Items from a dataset

»»

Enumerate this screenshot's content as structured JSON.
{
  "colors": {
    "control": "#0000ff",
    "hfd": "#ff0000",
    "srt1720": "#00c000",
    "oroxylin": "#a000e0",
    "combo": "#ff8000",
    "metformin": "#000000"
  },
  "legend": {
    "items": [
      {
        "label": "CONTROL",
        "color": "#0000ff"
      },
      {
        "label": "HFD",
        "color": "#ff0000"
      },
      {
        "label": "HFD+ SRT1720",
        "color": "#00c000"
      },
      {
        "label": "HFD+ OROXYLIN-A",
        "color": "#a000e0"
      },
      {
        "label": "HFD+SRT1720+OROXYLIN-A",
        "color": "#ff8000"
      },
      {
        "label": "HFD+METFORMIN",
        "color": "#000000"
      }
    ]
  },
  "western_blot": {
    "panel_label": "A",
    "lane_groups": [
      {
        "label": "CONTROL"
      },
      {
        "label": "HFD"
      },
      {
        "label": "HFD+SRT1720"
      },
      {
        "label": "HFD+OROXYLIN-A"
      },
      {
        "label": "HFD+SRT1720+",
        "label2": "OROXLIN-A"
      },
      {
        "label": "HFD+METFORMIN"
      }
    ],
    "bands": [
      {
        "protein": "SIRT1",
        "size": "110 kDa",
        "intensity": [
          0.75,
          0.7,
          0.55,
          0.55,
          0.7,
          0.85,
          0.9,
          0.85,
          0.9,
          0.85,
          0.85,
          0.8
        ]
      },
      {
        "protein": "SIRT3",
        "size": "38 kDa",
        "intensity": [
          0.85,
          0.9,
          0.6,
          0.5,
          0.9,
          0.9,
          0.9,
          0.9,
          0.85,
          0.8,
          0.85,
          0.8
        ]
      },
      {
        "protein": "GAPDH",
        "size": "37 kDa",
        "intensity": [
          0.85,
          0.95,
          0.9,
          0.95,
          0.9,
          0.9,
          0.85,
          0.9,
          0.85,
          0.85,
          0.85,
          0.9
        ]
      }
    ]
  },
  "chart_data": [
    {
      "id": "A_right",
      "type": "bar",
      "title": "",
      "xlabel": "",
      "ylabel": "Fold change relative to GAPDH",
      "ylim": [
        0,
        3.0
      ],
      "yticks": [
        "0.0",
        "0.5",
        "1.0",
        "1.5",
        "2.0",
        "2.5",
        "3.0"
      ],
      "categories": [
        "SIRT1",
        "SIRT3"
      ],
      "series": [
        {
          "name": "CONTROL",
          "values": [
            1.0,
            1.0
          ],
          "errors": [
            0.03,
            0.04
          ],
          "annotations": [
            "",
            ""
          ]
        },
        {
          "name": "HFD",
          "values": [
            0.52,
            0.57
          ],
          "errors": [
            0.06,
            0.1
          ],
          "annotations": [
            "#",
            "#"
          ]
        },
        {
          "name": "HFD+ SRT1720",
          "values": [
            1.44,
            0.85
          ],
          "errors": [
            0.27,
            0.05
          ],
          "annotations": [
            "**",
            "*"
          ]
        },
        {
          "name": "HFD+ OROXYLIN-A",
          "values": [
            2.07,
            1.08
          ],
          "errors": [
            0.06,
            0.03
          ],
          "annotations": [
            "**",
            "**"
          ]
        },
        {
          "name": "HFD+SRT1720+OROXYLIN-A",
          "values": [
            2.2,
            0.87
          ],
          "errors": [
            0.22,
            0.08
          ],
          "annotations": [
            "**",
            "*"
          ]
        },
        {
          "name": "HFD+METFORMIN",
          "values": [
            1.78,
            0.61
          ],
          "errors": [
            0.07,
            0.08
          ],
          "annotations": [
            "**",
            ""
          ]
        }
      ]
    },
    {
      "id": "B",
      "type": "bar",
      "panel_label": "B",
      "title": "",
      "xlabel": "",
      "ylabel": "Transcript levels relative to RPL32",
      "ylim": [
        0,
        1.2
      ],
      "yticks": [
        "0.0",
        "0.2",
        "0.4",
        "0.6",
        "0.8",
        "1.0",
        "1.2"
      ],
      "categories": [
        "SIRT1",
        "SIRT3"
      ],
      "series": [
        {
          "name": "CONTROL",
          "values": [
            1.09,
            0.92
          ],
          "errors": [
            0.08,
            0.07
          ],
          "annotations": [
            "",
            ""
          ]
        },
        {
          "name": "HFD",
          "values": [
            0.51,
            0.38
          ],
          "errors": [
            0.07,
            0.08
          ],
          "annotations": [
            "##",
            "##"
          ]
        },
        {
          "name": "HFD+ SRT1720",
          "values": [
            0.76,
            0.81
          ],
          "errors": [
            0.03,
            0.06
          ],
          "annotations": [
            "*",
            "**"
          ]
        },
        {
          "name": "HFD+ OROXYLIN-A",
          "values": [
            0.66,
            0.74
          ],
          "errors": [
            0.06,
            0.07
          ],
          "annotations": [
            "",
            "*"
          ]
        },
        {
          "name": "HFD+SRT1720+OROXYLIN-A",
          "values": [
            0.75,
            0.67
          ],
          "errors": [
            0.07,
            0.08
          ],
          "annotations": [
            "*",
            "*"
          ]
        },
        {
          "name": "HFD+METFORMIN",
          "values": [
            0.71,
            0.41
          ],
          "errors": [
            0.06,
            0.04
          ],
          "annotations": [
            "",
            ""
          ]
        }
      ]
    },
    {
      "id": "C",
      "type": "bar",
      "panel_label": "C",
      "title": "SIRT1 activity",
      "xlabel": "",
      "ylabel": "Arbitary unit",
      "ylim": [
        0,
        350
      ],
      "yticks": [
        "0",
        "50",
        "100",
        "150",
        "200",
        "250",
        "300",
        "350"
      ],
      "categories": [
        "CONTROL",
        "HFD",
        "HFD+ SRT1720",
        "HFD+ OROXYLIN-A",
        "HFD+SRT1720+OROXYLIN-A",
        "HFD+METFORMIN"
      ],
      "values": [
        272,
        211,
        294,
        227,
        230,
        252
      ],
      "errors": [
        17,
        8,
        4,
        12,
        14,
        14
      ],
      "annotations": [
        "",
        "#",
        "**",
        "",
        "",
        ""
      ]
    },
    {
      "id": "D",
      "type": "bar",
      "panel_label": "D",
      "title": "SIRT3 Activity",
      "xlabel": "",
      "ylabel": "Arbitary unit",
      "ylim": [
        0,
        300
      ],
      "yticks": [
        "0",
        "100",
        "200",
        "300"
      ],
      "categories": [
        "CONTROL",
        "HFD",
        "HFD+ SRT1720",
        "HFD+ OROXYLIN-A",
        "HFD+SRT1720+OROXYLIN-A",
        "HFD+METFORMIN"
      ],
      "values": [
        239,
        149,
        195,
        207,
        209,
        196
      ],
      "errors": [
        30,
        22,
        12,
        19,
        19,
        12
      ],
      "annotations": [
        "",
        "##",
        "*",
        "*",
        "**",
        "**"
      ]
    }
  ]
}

««

Required action: Where a line above contains the string "GAPDH", copy that line.

Final answer:
        "protein": "GAPDH",
      "ylabel": "Fold change relative to GAPDH",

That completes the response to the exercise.